AIM OF THE EXERCISE
Return every entry exactly as written.

(Dataset items)
--- --- ---
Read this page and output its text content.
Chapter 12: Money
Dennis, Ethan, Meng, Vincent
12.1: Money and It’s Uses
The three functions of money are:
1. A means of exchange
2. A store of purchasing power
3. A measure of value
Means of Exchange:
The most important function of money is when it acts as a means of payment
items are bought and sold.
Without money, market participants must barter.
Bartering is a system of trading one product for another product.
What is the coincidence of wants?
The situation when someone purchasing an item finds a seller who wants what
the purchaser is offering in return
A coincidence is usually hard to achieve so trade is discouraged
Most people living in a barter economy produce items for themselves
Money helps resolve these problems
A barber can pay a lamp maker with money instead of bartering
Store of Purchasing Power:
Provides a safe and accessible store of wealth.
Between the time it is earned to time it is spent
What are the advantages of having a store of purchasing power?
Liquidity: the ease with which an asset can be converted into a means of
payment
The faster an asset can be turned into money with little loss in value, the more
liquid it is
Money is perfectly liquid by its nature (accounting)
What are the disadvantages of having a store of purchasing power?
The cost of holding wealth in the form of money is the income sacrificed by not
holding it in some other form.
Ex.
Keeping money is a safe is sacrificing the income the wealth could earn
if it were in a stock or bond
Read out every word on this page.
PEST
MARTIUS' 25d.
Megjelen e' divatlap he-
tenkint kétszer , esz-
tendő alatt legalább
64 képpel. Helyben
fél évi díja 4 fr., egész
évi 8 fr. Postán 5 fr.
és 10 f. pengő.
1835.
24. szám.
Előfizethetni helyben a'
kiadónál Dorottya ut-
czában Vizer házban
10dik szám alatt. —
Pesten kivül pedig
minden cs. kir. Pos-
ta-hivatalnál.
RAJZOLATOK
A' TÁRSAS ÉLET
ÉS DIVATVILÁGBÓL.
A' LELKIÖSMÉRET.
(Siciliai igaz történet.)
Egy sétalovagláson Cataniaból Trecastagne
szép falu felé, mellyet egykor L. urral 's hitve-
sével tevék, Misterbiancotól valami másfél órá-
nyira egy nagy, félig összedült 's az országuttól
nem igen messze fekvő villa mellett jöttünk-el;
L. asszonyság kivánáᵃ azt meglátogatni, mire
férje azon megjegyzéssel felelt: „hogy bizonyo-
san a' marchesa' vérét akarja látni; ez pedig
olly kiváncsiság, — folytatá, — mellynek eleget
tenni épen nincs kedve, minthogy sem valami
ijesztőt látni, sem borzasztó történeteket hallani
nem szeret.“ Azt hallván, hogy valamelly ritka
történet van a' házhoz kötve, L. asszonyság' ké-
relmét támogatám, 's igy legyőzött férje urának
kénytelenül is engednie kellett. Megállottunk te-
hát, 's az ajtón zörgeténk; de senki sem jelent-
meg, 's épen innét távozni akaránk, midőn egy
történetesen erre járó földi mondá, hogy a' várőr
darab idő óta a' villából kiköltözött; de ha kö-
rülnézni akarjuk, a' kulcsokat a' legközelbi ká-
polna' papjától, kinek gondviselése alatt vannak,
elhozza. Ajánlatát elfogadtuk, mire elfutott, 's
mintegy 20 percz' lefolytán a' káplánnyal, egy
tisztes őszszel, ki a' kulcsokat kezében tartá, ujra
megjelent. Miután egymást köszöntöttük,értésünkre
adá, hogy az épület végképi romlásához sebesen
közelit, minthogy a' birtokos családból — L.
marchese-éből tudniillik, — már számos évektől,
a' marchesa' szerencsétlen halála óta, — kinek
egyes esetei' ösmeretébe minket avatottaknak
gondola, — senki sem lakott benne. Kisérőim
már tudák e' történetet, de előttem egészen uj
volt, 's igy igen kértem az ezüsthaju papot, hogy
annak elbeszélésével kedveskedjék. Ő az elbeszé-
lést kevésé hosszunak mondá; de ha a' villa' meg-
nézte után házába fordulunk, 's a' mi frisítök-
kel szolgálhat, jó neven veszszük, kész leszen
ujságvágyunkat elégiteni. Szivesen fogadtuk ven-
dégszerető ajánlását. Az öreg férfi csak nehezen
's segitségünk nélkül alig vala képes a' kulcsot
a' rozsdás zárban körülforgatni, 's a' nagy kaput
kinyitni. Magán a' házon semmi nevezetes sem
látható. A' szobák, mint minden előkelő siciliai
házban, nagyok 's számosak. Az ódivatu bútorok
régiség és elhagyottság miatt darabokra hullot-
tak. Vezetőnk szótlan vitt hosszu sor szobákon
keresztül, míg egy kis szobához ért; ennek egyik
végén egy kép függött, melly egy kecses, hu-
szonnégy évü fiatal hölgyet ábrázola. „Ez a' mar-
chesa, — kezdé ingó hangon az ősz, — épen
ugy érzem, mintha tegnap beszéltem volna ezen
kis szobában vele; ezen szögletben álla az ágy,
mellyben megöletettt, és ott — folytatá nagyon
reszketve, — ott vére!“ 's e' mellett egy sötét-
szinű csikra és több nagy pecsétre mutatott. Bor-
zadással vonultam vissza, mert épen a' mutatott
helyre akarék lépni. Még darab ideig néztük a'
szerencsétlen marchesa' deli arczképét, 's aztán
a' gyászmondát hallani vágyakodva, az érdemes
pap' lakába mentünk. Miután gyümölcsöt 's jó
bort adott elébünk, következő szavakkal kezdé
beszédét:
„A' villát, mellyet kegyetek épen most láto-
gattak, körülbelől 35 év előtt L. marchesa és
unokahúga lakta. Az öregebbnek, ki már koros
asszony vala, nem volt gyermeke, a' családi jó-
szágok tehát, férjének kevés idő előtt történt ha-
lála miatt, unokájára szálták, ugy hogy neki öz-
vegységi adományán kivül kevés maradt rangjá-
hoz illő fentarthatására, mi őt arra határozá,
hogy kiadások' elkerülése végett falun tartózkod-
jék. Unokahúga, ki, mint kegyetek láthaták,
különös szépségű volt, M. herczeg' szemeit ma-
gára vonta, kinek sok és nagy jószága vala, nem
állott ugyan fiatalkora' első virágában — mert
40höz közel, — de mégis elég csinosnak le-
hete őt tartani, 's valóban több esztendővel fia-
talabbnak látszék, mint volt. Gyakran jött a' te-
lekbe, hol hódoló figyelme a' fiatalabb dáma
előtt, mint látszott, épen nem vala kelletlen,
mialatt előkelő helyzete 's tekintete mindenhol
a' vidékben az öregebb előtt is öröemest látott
--- --- ---
THE REPLY
Read this page and output its text content.
Chapter 12: Money
Dennis, Ethan, Meng, Vincent
12.1: Money and It’s Uses
The three functions of money are:
1. A means of exchange
2. A store of purchasing power
3. A measure of value
Means of Exchange:
The most important function of money is when it acts as a means of payment
items are bought and sold.
Without money, market participants must barter.
Bartering is a system of trading one product for another product.
What is the coincidence of wants?
The situation when someone purchasing an item finds a seller who wants what
the purchaser is offering in return
A coincidence is usually hard to achieve so trade is discouraged
Most people living in a barter economy produce items for themselves
Money helps resolve these problems
A barber can pay a lamp maker with money instead of bartering
Store of Purchasing Power:
Provides a safe and accessible store of wealth.
Between the time it is earned to time it is spent
What are the advantages of having a store of purchasing power?
Liquidity: the ease with which an asset can be converted into a means of
payment
The faster an asset can be turned into money with little loss in value, the more
liquid it is
Money is perfectly liquid by its nature (accounting)
What are the disadvantages of having a store of purchasing power?
The cost of holding wealth in the form of money is the income sacrificed by not
holding it in some other form.
Ex.
Keeping money is a safe is sacrificing the income the wealth could earn
if it were in a stock or bond
Read out every word on this page.
PEST
MARTIUS' 25d.
Megjelen e' divatlap he-
tenkint kétszer , esz-
tendő alatt legalább
64 képpel. Helyben
fél évi díja 4 fr., egész
évi 8 fr. Postán 5 fr.
és 10 f. pengő.
1835.
24. szám.
Előfizethetni helyben a'
kiadónál Dorottya ut-
czában Vizer házban
10dik szám alatt. —
Pesten kivül pedig
minden cs. kir. Pos-
ta-hivatalnál.
RAJZOLATOK
A' TÁRSAS ÉLET
ÉS DIVATVILÁGBÓL.
A' LELKIÖSMÉRET.
(Siciliai igaz történet.)
Egy sétalovagláson Cataniaból Trecastagne
szép falu felé, mellyet egykor L. urral 's hitve-
sével tevék, Misterbiancotól valami másfél órá-
nyira egy nagy, félig összedült 's az országuttól
nem igen messze fekvő villa mellett jöttünk-el;
L. asszonyság kivánáᵃ azt meglátogatni, mire
férje azon megjegyzéssel felelt: „hogy bizonyo-
san a' marchesa' vérét akarja látni; ez pedig
olly kiváncsiság, — folytatá, — mellynek eleget
tenni épen nincs kedve, minthogy sem valami
ijesztőt látni, sem borzasztó történeteket hallani
nem szeret.“ Azt hallván, hogy valamelly ritka
történet van a' házhoz kötve, L. asszonyság' ké-
relmét támogatám, 's igy legyőzött férje urának
kénytelenül is engednie kellett. Megállottunk te-
hát, 's az ajtón zörgeténk; de senki sem jelent-
meg, 's épen innét távozni akaránk, midőn egy
történetesen erre járó földi mondá, hogy a' várőr
darab idő óta a' villából kiköltözött; de ha kö-
rülnézni akarjuk, a' kulcsokat a' legközelbi ká-
polna' papjától, kinek gondviselése alatt vannak,
elhozza. Ajánlatát elfogadtuk, mire elfutott, 's
mintegy 20 percz' lefolytán a' káplánnyal, egy
tisztes őszszel, ki a' kulcsokat kezében tartá, ujra
megjelent. Miután egymást köszöntöttük,értésünkre
adá, hogy az épület végképi romlásához sebesen
közelit, minthogy a' birtokos családból — L.
marchese-éből tudniillik, — már számos évektől,
a' marchesa' szerencsétlen halála óta, — kinek
egyes esetei' ösmeretébe minket avatottaknak
gondola, — senki sem lakott benne. Kisérőim
már tudák e' történetet, de előttem egészen uj
volt, 's igy igen kértem az ezüsthaju papot, hogy
annak elbeszélésével kedveskedjék. Ő az elbeszé-
lést kevésé hosszunak mondá; de ha a' villa' meg-
nézte után házába fordulunk, 's a' mi frisítök-
kel szolgálhat, jó neven veszszük, kész leszen
ujságvágyunkat elégiteni. Szivesen fogadtuk ven-
dégszerető ajánlását. Az öreg férfi csak nehezen
's segitségünk nélkül alig vala képes a' kulcsot
a' rozsdás zárban körülforgatni, 's a' nagy kaput
kinyitni. Magán a' házon semmi nevezetes sem
látható. A' szobák, mint minden előkelő siciliai
házban, nagyok 's számosak. Az ódivatu bútorok
régiség és elhagyottság miatt darabokra hullot-
tak. Vezetőnk szótlan vitt hosszu sor szobákon
keresztül, míg egy kis szobához ért; ennek egyik
végén egy kép függött, melly egy kecses, hu-
szonnégy évü fiatal hölgyet ábrázola. „Ez a' mar-
chesa, — kezdé ingó hangon az ősz, — épen
ugy érzem, mintha tegnap beszéltem volna ezen
kis szobában vele; ezen szögletben álla az ágy,
mellyben megöletettt, és ott — folytatá nagyon
reszketve, — ott vére!“ 's e' mellett egy sötét-
szinű csikra és több nagy pecsétre mutatott. Bor-
zadással vonultam vissza, mert épen a' mutatott
helyre akarék lépni. Még darab ideig néztük a'
szerencsétlen marchesa' deli arczképét, 's aztán
a' gyászmondát hallani vágyakodva, az érdemes
pap' lakába mentünk. Miután gyümölcsöt 's jó
bort adott elébünk, következő szavakkal kezdé
beszédét:
„A' villát, mellyet kegyetek épen most láto-
gattak, körülbelől 35 év előtt L. marchesa és
unokahúga lakta. Az öregebbnek, ki már koros
asszony vala, nem volt gyermeke, a' családi jó-
szágok tehát, férjének kevés idő előtt történt ha-
lála miatt, unokájára szálták, ugy hogy neki öz-
vegységi adományán kivül kevés maradt rangjá-
hoz illő fentarthatására, mi őt arra határozá,
hogy kiadások' elkerülése végett falun tartózkod-
jék. Unokahúga, ki, mint kegyetek láthaták,
különös szépségű volt, M. herczeg' szemeit ma-
gára vonta, kinek sok és nagy jószága vala, nem
állott ugyan fiatalkora' első virágában — mert
40höz közel, — de mégis elég csinosnak le-
hete őt tartani, 's valóban több esztendővel fia-
talabbnak látszék, mint volt. Gyakran jött a' te-
lekbe, hol hódoló figyelme a' fiatalabb dáma
előtt, mint látszott, épen nem vala kelletlen,
mialatt előkelő helyzete 's tekintete mindenhol
a' vidékben az öregebb előtt is öröemest látott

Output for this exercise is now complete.